= TASK BRIEF =
Quote exactly, and only, the lines from the one with "Transcribe the text in this document." through the end of the listing.

= RECORDS TO USE =
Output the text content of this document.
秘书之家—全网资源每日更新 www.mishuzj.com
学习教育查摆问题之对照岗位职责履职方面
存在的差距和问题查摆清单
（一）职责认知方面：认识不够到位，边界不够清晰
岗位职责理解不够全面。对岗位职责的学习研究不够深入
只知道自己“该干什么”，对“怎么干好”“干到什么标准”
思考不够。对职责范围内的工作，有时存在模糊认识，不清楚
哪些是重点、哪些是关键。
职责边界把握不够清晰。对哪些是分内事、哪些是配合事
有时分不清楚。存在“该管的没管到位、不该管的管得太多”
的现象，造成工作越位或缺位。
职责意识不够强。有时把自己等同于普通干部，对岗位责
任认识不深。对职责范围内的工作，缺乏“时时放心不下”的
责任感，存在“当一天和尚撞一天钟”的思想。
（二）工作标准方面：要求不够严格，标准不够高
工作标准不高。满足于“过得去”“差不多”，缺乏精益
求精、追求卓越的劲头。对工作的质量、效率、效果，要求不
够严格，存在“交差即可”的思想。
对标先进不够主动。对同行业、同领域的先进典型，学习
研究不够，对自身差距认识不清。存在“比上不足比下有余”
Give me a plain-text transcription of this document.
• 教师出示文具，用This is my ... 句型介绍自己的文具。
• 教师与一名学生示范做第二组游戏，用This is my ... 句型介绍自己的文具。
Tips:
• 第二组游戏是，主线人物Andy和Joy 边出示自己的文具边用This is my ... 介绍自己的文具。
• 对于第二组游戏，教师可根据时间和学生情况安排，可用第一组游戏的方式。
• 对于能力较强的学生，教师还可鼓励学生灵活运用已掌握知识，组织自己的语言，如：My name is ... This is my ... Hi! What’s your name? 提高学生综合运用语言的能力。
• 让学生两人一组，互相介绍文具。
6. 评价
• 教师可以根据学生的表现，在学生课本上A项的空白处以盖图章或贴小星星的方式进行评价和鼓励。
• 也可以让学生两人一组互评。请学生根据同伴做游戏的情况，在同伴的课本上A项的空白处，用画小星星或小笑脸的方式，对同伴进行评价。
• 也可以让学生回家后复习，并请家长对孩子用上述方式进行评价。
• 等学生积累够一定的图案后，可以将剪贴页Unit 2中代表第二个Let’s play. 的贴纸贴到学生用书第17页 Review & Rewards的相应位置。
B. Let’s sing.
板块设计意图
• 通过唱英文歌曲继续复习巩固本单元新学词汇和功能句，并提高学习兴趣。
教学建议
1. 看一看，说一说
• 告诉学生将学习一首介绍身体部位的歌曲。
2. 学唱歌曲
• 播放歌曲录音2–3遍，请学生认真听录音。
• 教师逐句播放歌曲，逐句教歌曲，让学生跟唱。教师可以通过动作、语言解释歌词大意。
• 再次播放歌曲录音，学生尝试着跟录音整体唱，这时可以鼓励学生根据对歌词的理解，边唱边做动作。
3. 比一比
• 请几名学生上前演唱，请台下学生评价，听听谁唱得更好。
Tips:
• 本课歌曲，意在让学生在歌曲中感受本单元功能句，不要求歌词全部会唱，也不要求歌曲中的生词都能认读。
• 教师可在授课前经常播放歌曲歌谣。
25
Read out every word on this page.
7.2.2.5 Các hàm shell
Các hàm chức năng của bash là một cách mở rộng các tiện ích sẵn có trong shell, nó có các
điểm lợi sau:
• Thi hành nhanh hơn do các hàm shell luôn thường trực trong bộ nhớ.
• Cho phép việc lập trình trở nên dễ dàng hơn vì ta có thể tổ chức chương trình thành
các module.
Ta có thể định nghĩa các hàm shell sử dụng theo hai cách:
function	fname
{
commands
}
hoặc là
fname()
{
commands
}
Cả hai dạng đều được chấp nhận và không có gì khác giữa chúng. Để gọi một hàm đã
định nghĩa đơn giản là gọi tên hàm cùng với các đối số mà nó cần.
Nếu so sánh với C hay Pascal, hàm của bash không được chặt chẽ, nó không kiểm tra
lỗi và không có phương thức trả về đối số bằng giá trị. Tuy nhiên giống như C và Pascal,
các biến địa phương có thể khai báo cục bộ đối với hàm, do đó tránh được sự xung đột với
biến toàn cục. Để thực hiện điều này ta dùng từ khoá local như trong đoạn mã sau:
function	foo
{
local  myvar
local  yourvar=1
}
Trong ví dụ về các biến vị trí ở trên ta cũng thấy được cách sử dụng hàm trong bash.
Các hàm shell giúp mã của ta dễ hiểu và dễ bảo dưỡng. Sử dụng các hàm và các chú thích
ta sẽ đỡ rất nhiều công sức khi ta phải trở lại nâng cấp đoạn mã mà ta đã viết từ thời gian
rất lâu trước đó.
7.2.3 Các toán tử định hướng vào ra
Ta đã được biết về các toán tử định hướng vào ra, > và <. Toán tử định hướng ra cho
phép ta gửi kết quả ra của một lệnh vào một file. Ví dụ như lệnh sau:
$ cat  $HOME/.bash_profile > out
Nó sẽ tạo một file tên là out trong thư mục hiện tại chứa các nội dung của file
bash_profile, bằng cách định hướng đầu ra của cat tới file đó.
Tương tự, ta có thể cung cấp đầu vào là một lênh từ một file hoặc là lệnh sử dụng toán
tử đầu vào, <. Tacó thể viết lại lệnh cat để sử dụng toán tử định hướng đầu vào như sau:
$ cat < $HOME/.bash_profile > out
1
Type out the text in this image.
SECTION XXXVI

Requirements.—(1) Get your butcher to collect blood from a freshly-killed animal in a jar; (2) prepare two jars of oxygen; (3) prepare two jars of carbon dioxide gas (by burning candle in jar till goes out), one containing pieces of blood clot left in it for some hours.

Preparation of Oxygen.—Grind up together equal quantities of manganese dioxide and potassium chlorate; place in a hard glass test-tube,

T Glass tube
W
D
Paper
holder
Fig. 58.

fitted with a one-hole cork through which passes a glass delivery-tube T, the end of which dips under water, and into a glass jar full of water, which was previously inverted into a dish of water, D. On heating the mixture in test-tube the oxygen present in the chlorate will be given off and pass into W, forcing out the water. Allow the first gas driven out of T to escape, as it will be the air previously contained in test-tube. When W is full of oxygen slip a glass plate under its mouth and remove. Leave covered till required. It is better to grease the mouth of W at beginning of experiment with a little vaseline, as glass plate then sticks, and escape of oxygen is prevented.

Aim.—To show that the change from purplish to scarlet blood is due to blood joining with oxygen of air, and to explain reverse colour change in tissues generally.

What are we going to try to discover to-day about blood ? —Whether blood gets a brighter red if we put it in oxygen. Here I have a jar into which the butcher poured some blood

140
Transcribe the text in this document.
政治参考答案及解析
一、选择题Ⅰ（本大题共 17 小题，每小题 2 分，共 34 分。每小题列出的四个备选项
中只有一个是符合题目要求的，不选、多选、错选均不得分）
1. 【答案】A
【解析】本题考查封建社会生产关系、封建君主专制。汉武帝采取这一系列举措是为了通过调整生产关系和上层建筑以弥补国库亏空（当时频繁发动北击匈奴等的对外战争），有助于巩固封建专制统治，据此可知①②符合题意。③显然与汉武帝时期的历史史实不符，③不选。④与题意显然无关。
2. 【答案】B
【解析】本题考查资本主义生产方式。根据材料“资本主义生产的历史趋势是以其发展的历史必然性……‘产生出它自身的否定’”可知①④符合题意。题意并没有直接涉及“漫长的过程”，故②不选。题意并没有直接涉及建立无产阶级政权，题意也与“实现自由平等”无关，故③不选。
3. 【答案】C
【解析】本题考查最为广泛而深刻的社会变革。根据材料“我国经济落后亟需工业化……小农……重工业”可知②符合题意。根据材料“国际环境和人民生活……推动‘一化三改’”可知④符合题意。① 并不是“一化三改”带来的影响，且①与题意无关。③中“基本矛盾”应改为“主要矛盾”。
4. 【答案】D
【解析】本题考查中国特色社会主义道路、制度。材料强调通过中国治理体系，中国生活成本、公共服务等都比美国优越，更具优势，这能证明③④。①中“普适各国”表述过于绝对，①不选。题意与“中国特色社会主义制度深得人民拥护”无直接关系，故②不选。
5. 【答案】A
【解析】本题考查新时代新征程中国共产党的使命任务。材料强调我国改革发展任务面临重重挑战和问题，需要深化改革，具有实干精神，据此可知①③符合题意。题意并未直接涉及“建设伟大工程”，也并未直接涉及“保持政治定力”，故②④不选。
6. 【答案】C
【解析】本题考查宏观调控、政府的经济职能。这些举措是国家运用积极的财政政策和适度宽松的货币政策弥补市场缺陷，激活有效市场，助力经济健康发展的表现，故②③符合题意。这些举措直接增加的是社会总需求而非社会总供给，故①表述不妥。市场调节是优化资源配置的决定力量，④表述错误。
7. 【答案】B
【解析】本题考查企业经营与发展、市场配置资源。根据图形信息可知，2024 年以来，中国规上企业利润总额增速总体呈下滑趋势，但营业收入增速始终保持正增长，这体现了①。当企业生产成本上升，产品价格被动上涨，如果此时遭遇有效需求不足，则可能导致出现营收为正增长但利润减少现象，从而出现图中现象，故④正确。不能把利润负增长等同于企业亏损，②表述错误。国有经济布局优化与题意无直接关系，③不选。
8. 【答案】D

= RESULT OF THIS TASK =
Transcribe the text in this document.
政治参考答案及解析
一、选择题Ⅰ（本大题共 17 小题，每小题 2 分，共 34 分。每小题列出的四个备选项
中只有一个是符合题目要求的，不选、多选、错选均不得分）
1. 【答案】A
【解析】本题考查封建社会生产关系、封建君主专制。汉武帝采取这一系列举措是为了通过调整生产关系和上层建筑以弥补国库亏空（当时频繁发动北击匈奴等的对外战争），有助于巩固封建专制统治，据此可知①②符合题意。③显然与汉武帝时期的历史史实不符，③不选。④与题意显然无关。
2. 【答案】B
【解析】本题考查资本主义生产方式。根据材料“资本主义生产的历史趋势是以其发展的历史必然性……‘产生出它自身的否定’”可知①④符合题意。题意并没有直接涉及“漫长的过程”，故②不选。题意并没有直接涉及建立无产阶级政权，题意也与“实现自由平等”无关，故③不选。
3. 【答案】C
【解析】本题考查最为广泛而深刻的社会变革。根据材料“我国经济落后亟需工业化……小农……重工业”可知②符合题意。根据材料“国际环境和人民生活……推动‘一化三改’”可知④符合题意。① 并不是“一化三改”带来的影响，且①与题意无关。③中“基本矛盾”应改为“主要矛盾”。
4. 【答案】D
【解析】本题考查中国特色社会主义道路、制度。材料强调通过中国治理体系，中国生活成本、公共服务等都比美国优越，更具优势，这能证明③④。①中“普适各国”表述过于绝对，①不选。题意与“中国特色社会主义制度深得人民拥护”无直接关系，故②不选。
5. 【答案】A
【解析】本题考查新时代新征程中国共产党的使命任务。材料强调我国改革发展任务面临重重挑战和问题，需要深化改革，具有实干精神，据此可知①③符合题意。题意并未直接涉及“建设伟大工程”，也并未直接涉及“保持政治定力”，故②④不选。
6. 【答案】C
【解析】本题考查宏观调控、政府的经济职能。这些举措是国家运用积极的财政政策和适度宽松的货币政策弥补市场缺陷，激活有效市场，助力经济健康发展的表现，故②③符合题意。这些举措直接增加的是社会总需求而非社会总供给，故①表述不妥。市场调节是优化资源配置的决定力量，④表述错误。
7. 【答案】B
【解析】本题考查企业经营与发展、市场配置资源。根据图形信息可知，2024 年以来，中国规上企业利润总额增速总体呈下滑趋势，但营业收入增速始终保持正增长，这体现了①。当企业生产成本上升，产品价格被动上涨，如果此时遭遇有效需求不足，则可能导致出现营收为正增长但利润减少现象，从而出现图中现象，故④正确。不能把利润负增长等同于企业亏损，②表述错误。国有经济布局优化与题意无直接关系，③不选。
8. 【答案】D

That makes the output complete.